[Records]

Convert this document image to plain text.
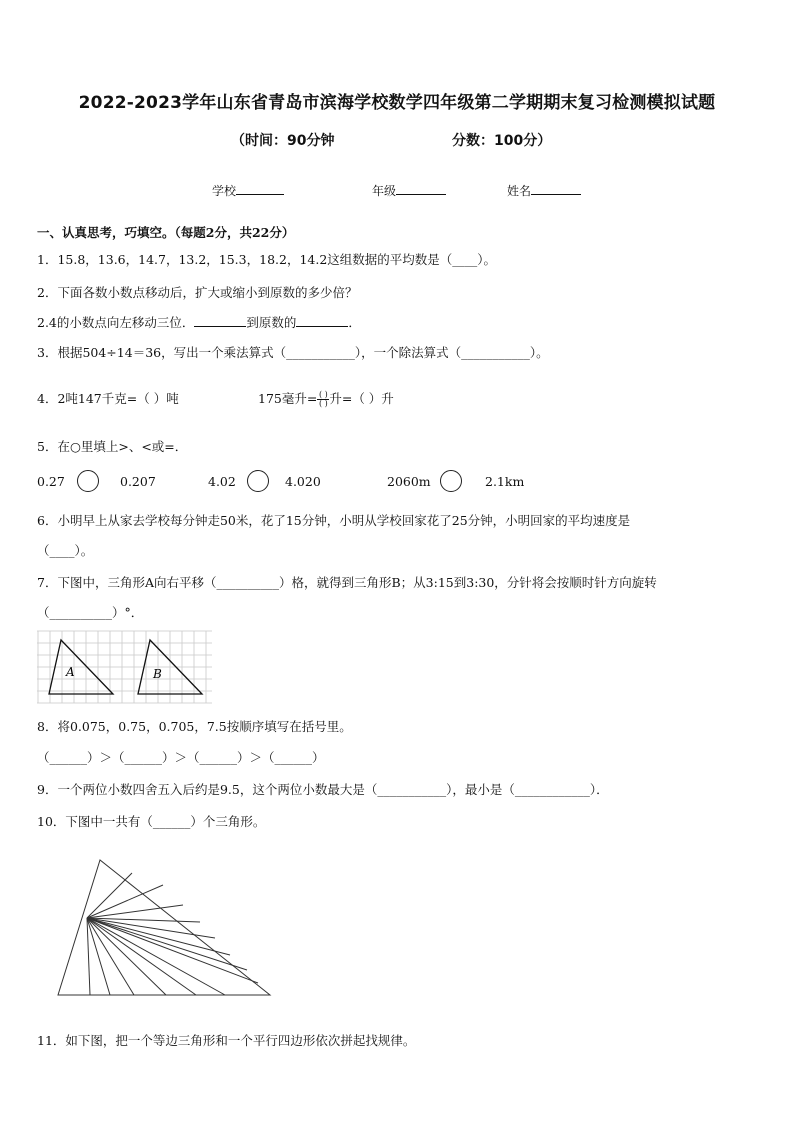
2022-2023学年山东省青岛市滨海学校数学四年级第二学期期末复习检测模拟试题
（时间：90分钟	分数：100分）
学校	年级	姓名
一、认真思考，巧填空。（每题2分，共22分）
1．15.8，13.6，14.7，13.2，15.3，18.2，14.2这组数据的平均数是（____）。
2．下面各数小数点移动后，扩大或缩小到原数的多少倍？
2.4的小数点向左移动三位．	到原数的	．
3．根据504÷14＝36，写出一个乘法算式（___________），一个除法算式（___________）。
4．2吨147千克=（ ）吨	175毫升= $\frac{( )}{( )}$ 升=（ ）升
5．在○里填上>、<或=．
0.27	0.207	4.02	4.020	2060m	2.1km
6．小明早上从家去学校每分钟走50米，花了15分钟，小明从学校回家花了25分钟，小明回家的平均速度是
（____）。
7．下图中，三角形A向右平移（__________）格，就得到三角形B；从3:15到3:30，分针将会按顺时针方向旋转
（__________）°．
A	B
8．将0.075，0.75，0.705，7.5按顺序填写在括号里。
（______）＞（______）＞（______）＞（______）
9．一个两位小数四舍五入后约是9.5，这个两位小数最大是（___________），最小是（____________）．
10．下图中一共有（______）个三角形。
11．如下图，把一个等边三角形和一个平行四边形依次拼起找规律。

- [EXERCISE]: Reproduce all entries exactly. Pictures do not belong in the copy.

- [EXERCISE SOLUTION]:
Convert this document image to plain text.
2022-2023学年山东省青岛市滨海学校数学四年级第二学期期末复习检测模拟试题
（时间：90分钟	分数：100分）
学校	年级	姓名
一、认真思考，巧填空。（每题2分，共22分）
1．15.8，13.6，14.7，13.2，15.3，18.2，14.2这组数据的平均数是（____）。
2．下面各数小数点移动后，扩大或缩小到原数的多少倍？
2.4的小数点向左移动三位．	到原数的	．
3．根据504÷14＝36，写出一个乘法算式（___________），一个除法算式（___________）。
4．2吨147千克=（ ）吨	175毫升= $\frac{( )}{( )}$ 升=（ ）升
5．在○里填上>、<或=．
0.27	0.207	4.02	4.020	2060m	2.1km
6．小明早上从家去学校每分钟走50米，花了15分钟，小明从学校回家花了25分钟，小明回家的平均速度是
（____）。
7．下图中，三角形A向右平移（__________）格，就得到三角形B；从3:15到3:30，分针将会按顺时针方向旋转
（__________）°．
A	B
8．将0.075，0.75，0.705，7.5按顺序填写在括号里。
（______）＞（______）＞（______）＞（______）
9．一个两位小数四舍五入后约是9.5，这个两位小数最大是（___________），最小是（____________）．
10．下图中一共有（______）个三角形。
11．如下图，把一个等边三角形和一个平行四边形依次拼起找规律。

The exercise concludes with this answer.